====== Material for the task ======
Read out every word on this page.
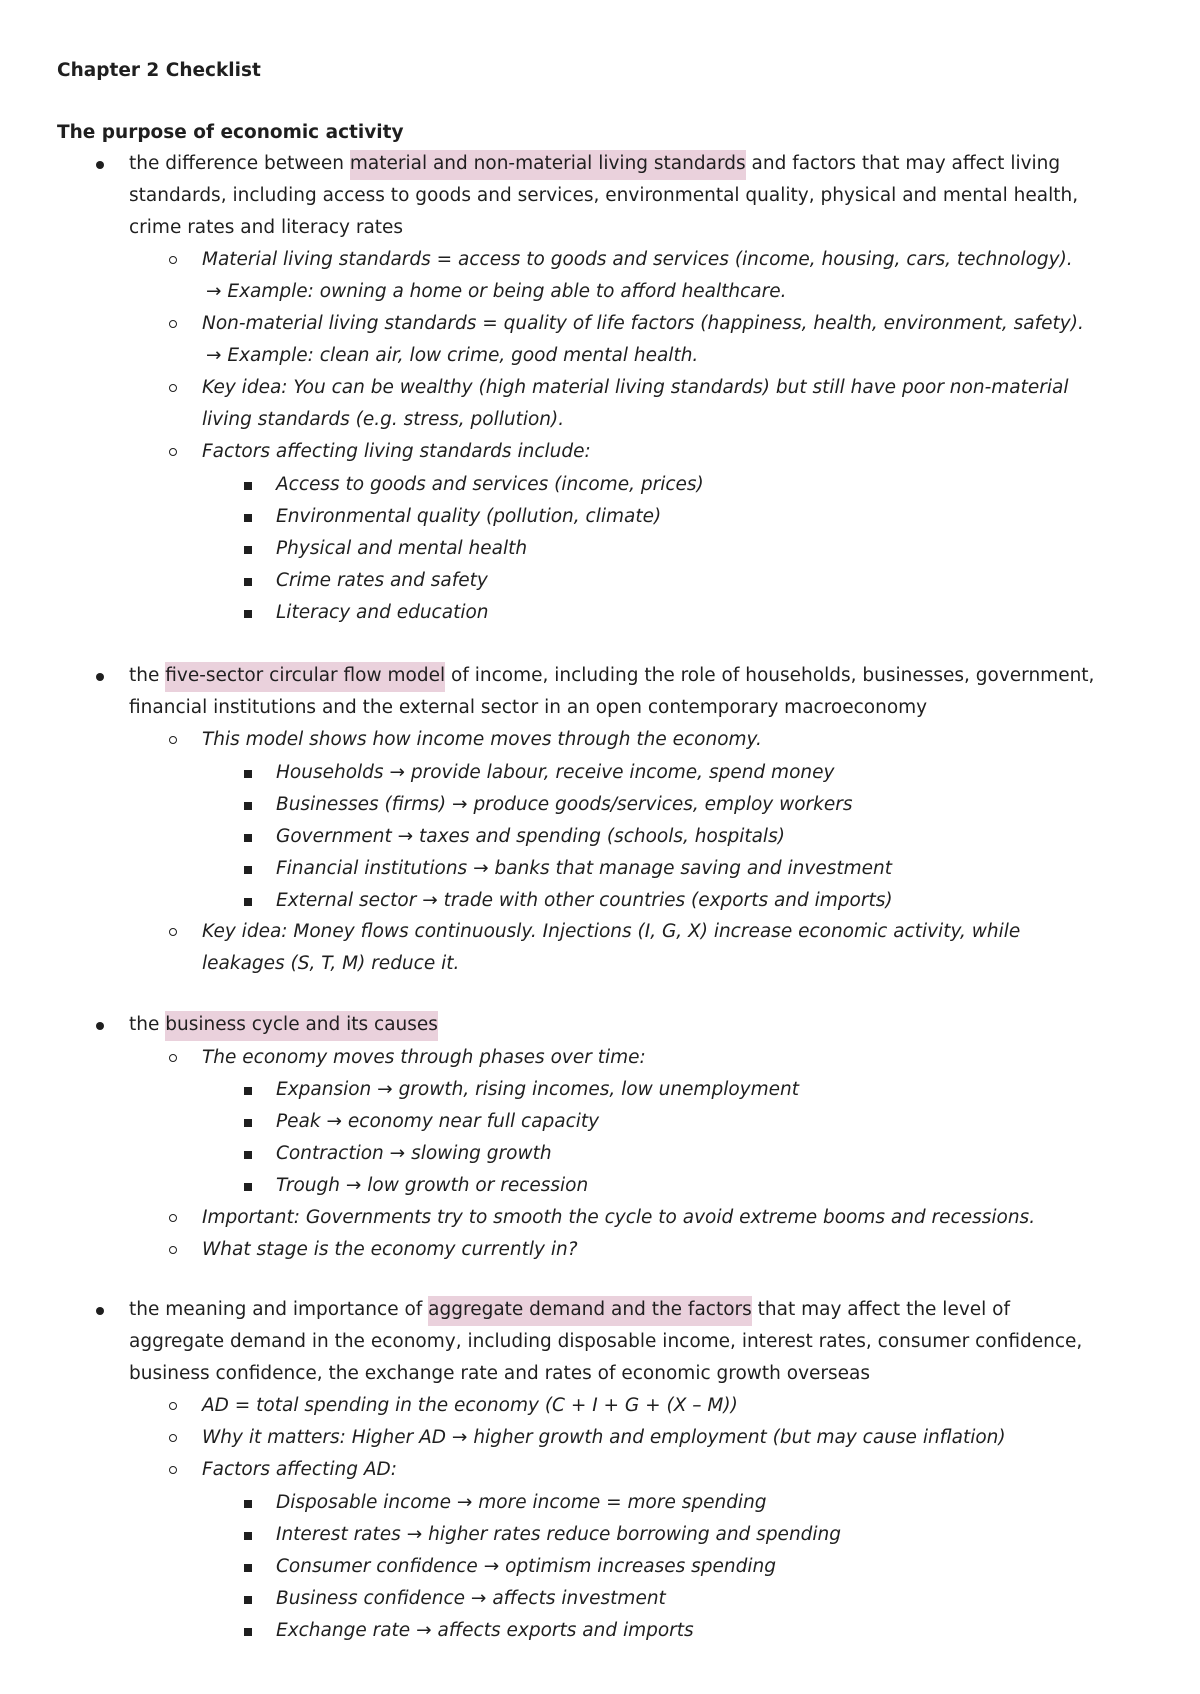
Chapter 2 Checklist
The purpose of economic activity
the difference between material and non-material living standards and factors that may affect living
standards, including access to goods and services, environmental quality, physical and mental health,
crime rates and literacy rates
Material living standards = access to goods and services (income, housing, cars, technology).
→ Example: owning a home or being able to afford healthcare.
Non-material living standards = quality of life factors (happiness, health, environment, safety).
→ Example: clean air, low crime, good mental health.
Key idea: You can be wealthy (high material living standards) but still have poor non-material
living standards (e.g. stress, pollution).
Factors affecting living standards include:
Access to goods and services (income, prices)
Environmental quality (pollution, climate)
Physical and mental health
Crime rates and safety
Literacy and education
the five-sector circular flow model of income, including the role of households, businesses, government,
financial institutions and the external sector in an open contemporary macroeconomy
This model shows how income moves through the economy.
Households → provide labour, receive income, spend money
Businesses (firms) → produce goods/services, employ workers
Government → taxes and spending (schools, hospitals)
Financial institutions → banks that manage saving and investment
External sector → trade with other countries (exports and imports)
Key idea: Money flows continuously. Injections (I, G, X) increase economic activity, while
leakages (S, T, M) reduce it.
the business cycle and its causes
The economy moves through phases over time:
Expansion → growth, rising incomes, low unemployment
Peak → economy near full capacity
Contraction → slowing growth
Trough → low growth or recession
Important: Governments try to smooth the cycle to avoid extreme booms and recessions.
What stage is the economy currently in?
the meaning and importance of aggregate demand and the factors that may affect the level of
aggregate demand in the economy, including disposable income, interest rates, consumer confidence,
business confidence, the exchange rate and rates of economic growth overseas
AD = total spending in the economy (C + I + G + (X – M))
Why it matters: Higher AD → higher growth and employment (but may cause inflation)
Factors affecting AD:
Disposable income → more income = more spending
Interest rates → higher rates reduce borrowing and spending
Consumer confidence → optimism increases spending
Business confidence → affects investment
Exchange rate → affects exports and imports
======
Each entry should be repeated exactly as it appears; the pictures stay out.

* The answer *
Read out every word on this page.
Chapter 2 Checklist
The purpose of economic activity
the difference between material and non-material living standards and factors that may affect living
standards, including access to goods and services, environmental quality, physical and mental health,
crime rates and literacy rates
Material living standards = access to goods and services (income, housing, cars, technology).
→ Example: owning a home or being able to afford healthcare.
Non-material living standards = quality of life factors (happiness, health, environment, safety).
→ Example: clean air, low crime, good mental health.
Key idea: You can be wealthy (high material living standards) but still have poor non-material
living standards (e.g. stress, pollution).
Factors affecting living standards include:
Access to goods and services (income, prices)
Environmental quality (pollution, climate)
Physical and mental health
Crime rates and safety
Literacy and education
the five-sector circular flow model of income, including the role of households, businesses, government,
financial institutions and the external sector in an open contemporary macroeconomy
This model shows how income moves through the economy.
Households → provide labour, receive income, spend money
Businesses (firms) → produce goods/services, employ workers
Government → taxes and spending (schools, hospitals)
Financial institutions → banks that manage saving and investment
External sector → trade with other countries (exports and imports)
Key idea: Money flows continuously. Injections (I, G, X) increase economic activity, while
leakages (S, T, M) reduce it.
the business cycle and its causes
The economy moves through phases over time:
Expansion → growth, rising incomes, low unemployment
Peak → economy near full capacity
Contraction → slowing growth
Trough → low growth or recession
Important: Governments try to smooth the cycle to avoid extreme booms and recessions.
What stage is the economy currently in?
the meaning and importance of aggregate demand and the factors that may affect the level of
aggregate demand in the economy, including disposable income, interest rates, consumer confidence,
business confidence, the exchange rate and rates of economic growth overseas
AD = total spending in the economy (C + I + G + (X – M))
Why it matters: Higher AD → higher growth and employment (but may cause inflation)
Factors affecting AD:
Disposable income → more income = more spending
Interest rates → higher rates reduce borrowing and spending
Consumer confidence → optimism increases spending
Business confidence → affects investment
Exchange rate → affects exports and imports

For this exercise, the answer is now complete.